===== Dataset entries =====
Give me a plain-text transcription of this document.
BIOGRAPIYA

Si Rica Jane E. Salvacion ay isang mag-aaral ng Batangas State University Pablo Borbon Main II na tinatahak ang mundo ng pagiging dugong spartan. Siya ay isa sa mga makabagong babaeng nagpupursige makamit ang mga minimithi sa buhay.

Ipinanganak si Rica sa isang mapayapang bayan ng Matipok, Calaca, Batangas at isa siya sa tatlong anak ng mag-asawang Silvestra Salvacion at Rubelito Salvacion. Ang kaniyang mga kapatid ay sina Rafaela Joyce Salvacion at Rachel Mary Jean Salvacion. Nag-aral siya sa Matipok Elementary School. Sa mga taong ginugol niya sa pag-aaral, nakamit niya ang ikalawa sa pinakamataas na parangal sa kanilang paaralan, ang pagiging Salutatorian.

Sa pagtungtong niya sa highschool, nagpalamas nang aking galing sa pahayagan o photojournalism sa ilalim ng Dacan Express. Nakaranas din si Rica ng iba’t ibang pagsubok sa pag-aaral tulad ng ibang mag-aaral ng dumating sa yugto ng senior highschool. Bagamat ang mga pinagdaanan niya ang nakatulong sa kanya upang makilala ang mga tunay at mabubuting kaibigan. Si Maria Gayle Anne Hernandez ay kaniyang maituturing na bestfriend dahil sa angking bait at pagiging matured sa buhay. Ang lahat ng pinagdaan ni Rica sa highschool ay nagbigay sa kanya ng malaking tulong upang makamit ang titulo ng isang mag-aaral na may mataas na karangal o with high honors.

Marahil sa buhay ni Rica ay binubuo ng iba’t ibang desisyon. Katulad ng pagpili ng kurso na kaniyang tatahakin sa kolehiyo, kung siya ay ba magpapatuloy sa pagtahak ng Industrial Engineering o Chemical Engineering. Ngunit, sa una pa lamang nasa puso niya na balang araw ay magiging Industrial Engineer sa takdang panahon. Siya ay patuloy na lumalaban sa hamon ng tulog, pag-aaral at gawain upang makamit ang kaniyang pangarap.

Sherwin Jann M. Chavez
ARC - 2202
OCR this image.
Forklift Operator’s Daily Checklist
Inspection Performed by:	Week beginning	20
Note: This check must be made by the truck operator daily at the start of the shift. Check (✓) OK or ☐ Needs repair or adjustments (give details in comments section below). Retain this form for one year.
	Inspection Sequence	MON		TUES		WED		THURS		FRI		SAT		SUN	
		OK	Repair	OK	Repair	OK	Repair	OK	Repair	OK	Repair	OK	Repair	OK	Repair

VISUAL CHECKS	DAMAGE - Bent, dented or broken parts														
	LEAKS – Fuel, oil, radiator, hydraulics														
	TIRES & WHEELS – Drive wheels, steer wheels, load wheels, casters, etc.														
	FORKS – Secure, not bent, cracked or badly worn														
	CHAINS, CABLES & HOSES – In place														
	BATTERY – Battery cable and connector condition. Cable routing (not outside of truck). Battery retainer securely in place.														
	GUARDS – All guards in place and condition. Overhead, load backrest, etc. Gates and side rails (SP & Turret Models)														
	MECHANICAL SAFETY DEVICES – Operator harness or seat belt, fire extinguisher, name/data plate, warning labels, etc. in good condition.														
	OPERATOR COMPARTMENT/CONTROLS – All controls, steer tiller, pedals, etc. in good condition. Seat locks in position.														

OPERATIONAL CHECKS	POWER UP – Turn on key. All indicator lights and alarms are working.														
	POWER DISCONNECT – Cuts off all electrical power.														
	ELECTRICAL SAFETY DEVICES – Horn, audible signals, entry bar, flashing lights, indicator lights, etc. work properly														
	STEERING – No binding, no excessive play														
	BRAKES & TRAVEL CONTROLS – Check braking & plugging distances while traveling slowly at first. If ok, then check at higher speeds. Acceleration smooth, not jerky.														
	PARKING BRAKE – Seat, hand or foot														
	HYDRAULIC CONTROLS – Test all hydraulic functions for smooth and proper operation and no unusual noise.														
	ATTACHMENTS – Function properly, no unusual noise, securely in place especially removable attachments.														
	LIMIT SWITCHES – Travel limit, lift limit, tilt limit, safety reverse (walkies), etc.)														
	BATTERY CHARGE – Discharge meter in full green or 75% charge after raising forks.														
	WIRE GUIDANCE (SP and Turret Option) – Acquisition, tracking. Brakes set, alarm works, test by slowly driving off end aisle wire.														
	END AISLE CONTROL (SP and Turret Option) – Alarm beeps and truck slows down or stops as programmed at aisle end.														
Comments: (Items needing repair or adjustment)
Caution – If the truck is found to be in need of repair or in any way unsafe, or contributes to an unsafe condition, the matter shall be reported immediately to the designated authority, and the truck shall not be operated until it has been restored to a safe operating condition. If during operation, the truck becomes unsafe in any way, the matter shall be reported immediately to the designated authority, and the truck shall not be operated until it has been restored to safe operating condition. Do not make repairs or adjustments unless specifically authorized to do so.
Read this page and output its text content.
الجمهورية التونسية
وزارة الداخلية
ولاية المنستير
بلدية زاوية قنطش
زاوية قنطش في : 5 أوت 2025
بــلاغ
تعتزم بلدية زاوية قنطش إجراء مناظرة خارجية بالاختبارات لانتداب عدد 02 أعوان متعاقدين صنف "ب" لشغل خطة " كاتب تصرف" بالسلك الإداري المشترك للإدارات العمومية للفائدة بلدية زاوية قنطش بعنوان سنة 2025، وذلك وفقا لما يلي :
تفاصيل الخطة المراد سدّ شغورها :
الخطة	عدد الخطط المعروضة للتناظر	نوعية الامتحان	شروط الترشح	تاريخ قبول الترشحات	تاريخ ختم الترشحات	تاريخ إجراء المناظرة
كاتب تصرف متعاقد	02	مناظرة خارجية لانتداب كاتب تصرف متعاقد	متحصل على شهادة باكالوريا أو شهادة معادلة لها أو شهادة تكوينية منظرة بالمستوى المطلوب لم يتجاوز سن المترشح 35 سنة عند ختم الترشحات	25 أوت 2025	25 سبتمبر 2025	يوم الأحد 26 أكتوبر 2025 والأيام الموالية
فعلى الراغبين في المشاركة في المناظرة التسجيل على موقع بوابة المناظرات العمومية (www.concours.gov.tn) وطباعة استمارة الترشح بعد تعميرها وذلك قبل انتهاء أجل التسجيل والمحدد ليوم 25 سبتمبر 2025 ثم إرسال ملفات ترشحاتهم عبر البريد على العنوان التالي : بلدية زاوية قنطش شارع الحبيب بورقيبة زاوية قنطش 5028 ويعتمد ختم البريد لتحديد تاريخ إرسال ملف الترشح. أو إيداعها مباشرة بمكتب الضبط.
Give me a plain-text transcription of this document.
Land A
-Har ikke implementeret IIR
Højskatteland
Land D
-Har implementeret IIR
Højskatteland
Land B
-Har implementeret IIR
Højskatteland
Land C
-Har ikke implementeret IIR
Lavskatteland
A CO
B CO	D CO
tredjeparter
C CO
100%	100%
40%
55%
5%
=====
What is expected: Extract all lines as given.

Written solution:
Give me a plain-text transcription of this document.
BIOGRAPIYA

Si Rica Jane E. Salvacion ay isang mag-aaral ng Batangas State University Pablo Borbon Main II na tinatahak ang mundo ng pagiging dugong spartan. Siya ay isa sa mga makabagong babaeng nagpupursige makamit ang mga minimithi sa buhay.

Ipinanganak si Rica sa isang mapayapang bayan ng Matipok, Calaca, Batangas at isa siya sa tatlong anak ng mag-asawang Silvestra Salvacion at Rubelito Salvacion. Ang kaniyang mga kapatid ay sina Rafaela Joyce Salvacion at Rachel Mary Jean Salvacion. Nag-aral siya sa Matipok Elementary School. Sa mga taong ginugol niya sa pag-aaral, nakamit niya ang ikalawa sa pinakamataas na parangal sa kanilang paaralan, ang pagiging Salutatorian.

Sa pagtungtong niya sa highschool, nagpalamas nang aking galing sa pahayagan o photojournalism sa ilalim ng Dacan Express. Nakaranas din si Rica ng iba’t ibang pagsubok sa pag-aaral tulad ng ibang mag-aaral ng dumating sa yugto ng senior highschool. Bagamat ang mga pinagdaanan niya ang nakatulong sa kanya upang makilala ang mga tunay at mabubuting kaibigan. Si Maria Gayle Anne Hernandez ay kaniyang maituturing na bestfriend dahil sa angking bait at pagiging matured sa buhay. Ang lahat ng pinagdaan ni Rica sa highschool ay nagbigay sa kanya ng malaking tulong upang makamit ang titulo ng isang mag-aaral na may mataas na karangal o with high honors.

Marahil sa buhay ni Rica ay binubuo ng iba’t ibang desisyon. Katulad ng pagpili ng kurso na kaniyang tatahakin sa kolehiyo, kung siya ay ba magpapatuloy sa pagtahak ng Industrial Engineering o Chemical Engineering. Ngunit, sa una pa lamang nasa puso niya na balang araw ay magiging Industrial Engineer sa takdang panahon. Siya ay patuloy na lumalaban sa hamon ng tulog, pag-aaral at gawain upang makamit ang kaniyang pangarap.

Sherwin Jann M. Chavez
ARC - 2202
OCR this image.
Forklift Operator’s Daily Checklist
Inspection Performed by:	Week beginning	20
Note: This check must be made by the truck operator daily at the start of the shift. Check (✓) OK or ☐ Needs repair or adjustments (give details in comments section below). Retain this form for one year.
	Inspection Sequence	MON		TUES		WED		THURS		FRI		SAT		SUN	
		OK	Repair	OK	Repair	OK	Repair	OK	Repair	OK	Repair	OK	Repair	OK	Repair

VISUAL CHECKS	DAMAGE - Bent, dented or broken parts														
	LEAKS – Fuel, oil, radiator, hydraulics														
	TIRES & WHEELS – Drive wheels, steer wheels, load wheels, casters, etc.														
	FORKS – Secure, not bent, cracked or badly worn														
	CHAINS, CABLES & HOSES – In place														
	BATTERY – Battery cable and connector condition. Cable routing (not outside of truck). Battery retainer securely in place.														
	GUARDS – All guards in place and condition. Overhead, load backrest, etc. Gates and side rails (SP & Turret Models)														
	MECHANICAL SAFETY DEVICES – Operator harness or seat belt, fire extinguisher, name/data plate, warning labels, etc. in good condition.														
	OPERATOR COMPARTMENT/CONTROLS – All controls, steer tiller, pedals, etc. in good condition. Seat locks in position.														

OPERATIONAL CHECKS	POWER UP – Turn on key. All indicator lights and alarms are working.														
	POWER DISCONNECT – Cuts off all electrical power.														
	ELECTRICAL SAFETY DEVICES – Horn, audible signals, entry bar, flashing lights, indicator lights, etc. work properly														
	STEERING – No binding, no excessive play														
	BRAKES & TRAVEL CONTROLS – Check braking & plugging distances while traveling slowly at first. If ok, then check at higher speeds. Acceleration smooth, not jerky.														
	PARKING BRAKE – Seat, hand or foot														
	HYDRAULIC CONTROLS – Test all hydraulic functions for smooth and proper operation and no unusual noise.														
	ATTACHMENTS – Function properly, no unusual noise, securely in place especially removable attachments.														
	LIMIT SWITCHES – Travel limit, lift limit, tilt limit, safety reverse (walkies), etc.)														
	BATTERY CHARGE – Discharge meter in full green or 75% charge after raising forks.														
	WIRE GUIDANCE (SP and Turret Option) – Acquisition, tracking. Brakes set, alarm works, test by slowly driving off end aisle wire.														
	END AISLE CONTROL (SP and Turret Option) – Alarm beeps and truck slows down or stops as programmed at aisle end.														
Comments: (Items needing repair or adjustment)
Caution – If the truck is found to be in need of repair or in any way unsafe, or contributes to an unsafe condition, the matter shall be reported immediately to the designated authority, and the truck shall not be operated until it has been restored to a safe operating condition. If during operation, the truck becomes unsafe in any way, the matter shall be reported immediately to the designated authority, and the truck shall not be operated until it has been restored to safe operating condition. Do not make repairs or adjustments unless specifically authorized to do so.
Read this page and output its text content.
الجمهورية التونسية
وزارة الداخلية
ولاية المنستير
بلدية زاوية قنطش
زاوية قنطش في : 5 أوت 2025
بــلاغ
تعتزم بلدية زاوية قنطش إجراء مناظرة خارجية بالاختبارات لانتداب عدد 02 أعوان متعاقدين صنف "ب" لشغل خطة " كاتب تصرف" بالسلك الإداري المشترك للإدارات العمومية للفائدة بلدية زاوية قنطش بعنوان سنة 2025، وذلك وفقا لما يلي :
تفاصيل الخطة المراد سدّ شغورها :
الخطة	عدد الخطط المعروضة للتناظر	نوعية الامتحان	شروط الترشح	تاريخ قبول الترشحات	تاريخ ختم الترشحات	تاريخ إجراء المناظرة
كاتب تصرف متعاقد	02	مناظرة خارجية لانتداب كاتب تصرف متعاقد	متحصل على شهادة باكالوريا أو شهادة معادلة لها أو شهادة تكوينية منظرة بالمستوى المطلوب لم يتجاوز سن المترشح 35 سنة عند ختم الترشحات	25 أوت 2025	25 سبتمبر 2025	يوم الأحد 26 أكتوبر 2025 والأيام الموالية
فعلى الراغبين في المشاركة في المناظرة التسجيل على موقع بوابة المناظرات العمومية (www.concours.gov.tn) وطباعة استمارة الترشح بعد تعميرها وذلك قبل انتهاء أجل التسجيل والمحدد ليوم 25 سبتمبر 2025 ثم إرسال ملفات ترشحاتهم عبر البريد على العنوان التالي : بلدية زاوية قنطش شارع الحبيب بورقيبة زاوية قنطش 5028 ويعتمد ختم البريد لتحديد تاريخ إرسال ملف الترشح. أو إيداعها مباشرة بمكتب الضبط.
Give me a plain-text transcription of this document.
Land A
-Har ikke implementeret IIR
Højskatteland
Land D
-Har implementeret IIR
Højskatteland
Land B
-Har implementeret IIR
Højskatteland
Land C
-Har ikke implementeret IIR
Lavskatteland
A CO
B CO	D CO
tredjeparter
C CO
100%	100%
40%
55%
5%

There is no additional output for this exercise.